◆ **TASK INSTRUCTIONS**
Duplicate the stretch of the blog post on Middle East vocabulary from "Or the terror" through "at the time.", reproducing it word for word.

◆ **SUPPLIED PASSAGE**
Upper Left Coast

Thoughts on politics, faith, sports and other random topics from a red state sympathizer in indigo-blue Portland, Oregon.

Friday, July 28, 2006

Vocabularly of the Middle East

Victor Davis Hanson translates for us. A few examples:
Civilians” in Lebanon have munitions in their basements and deliberately wish to draw fire; in Israel they are in bunkers to avoid it. Israel uses precision weapons to avoid hitting them; Hezbollah sends random missiles into Israel to ensure they are struck.

Deliberate” reflects the accuracy of Israeli bombs hitting their targets; it never refers to Hezbollah rockets that are meant to destroy anything they can.
As usual, good reading from Hanson.

4 Comments:

  • At 8/03/2006 11:23 AM, Anonymous Anonymous said…

    As good friend was in the US Army, 1980s as a UN peacekeeper in Lebanon. He came under Israeli fire for 2 days even though no Hezbullah were around. They would repeatedly phone, but no let up by IDF. His conclusion is that it allowed IDF to do illegal acts without witnesses.

    How about the USS Liberty incident? Where Israel attacked a US Navy Intelligence vesel.

    Or the terror campaign Israel organized in Egypt against US funded libraries.

    BS, regarding civilians used as cover. This in from the Israeli paper Haaretz:

    It now appears that the military had no information on rockets launched from the site of the building, or the presence of Hezbollah men at the time.

◆ **RAW DATA**
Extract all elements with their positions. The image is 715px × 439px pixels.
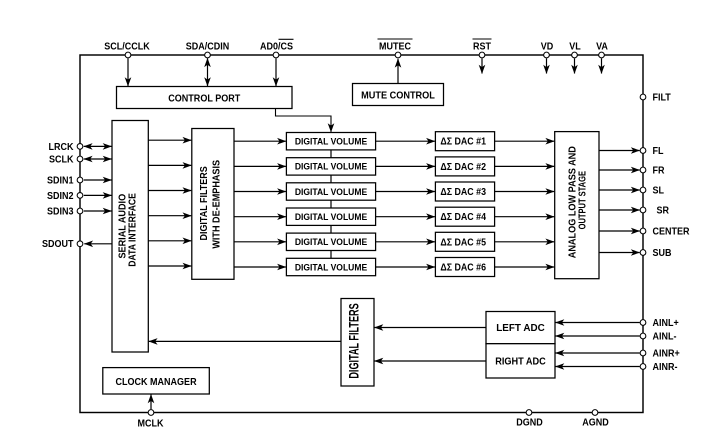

◆ **ANSWER TO THE TASK**
Or the terror campaign Israel organized in Egypt against US funded libraries.

    BS, regarding civilians used as cover. This in from the Israeli paper Haaretz:

    It now appears that the military had no information on rockets launched from the site of the building, or the presence of Hezbollah men at the time.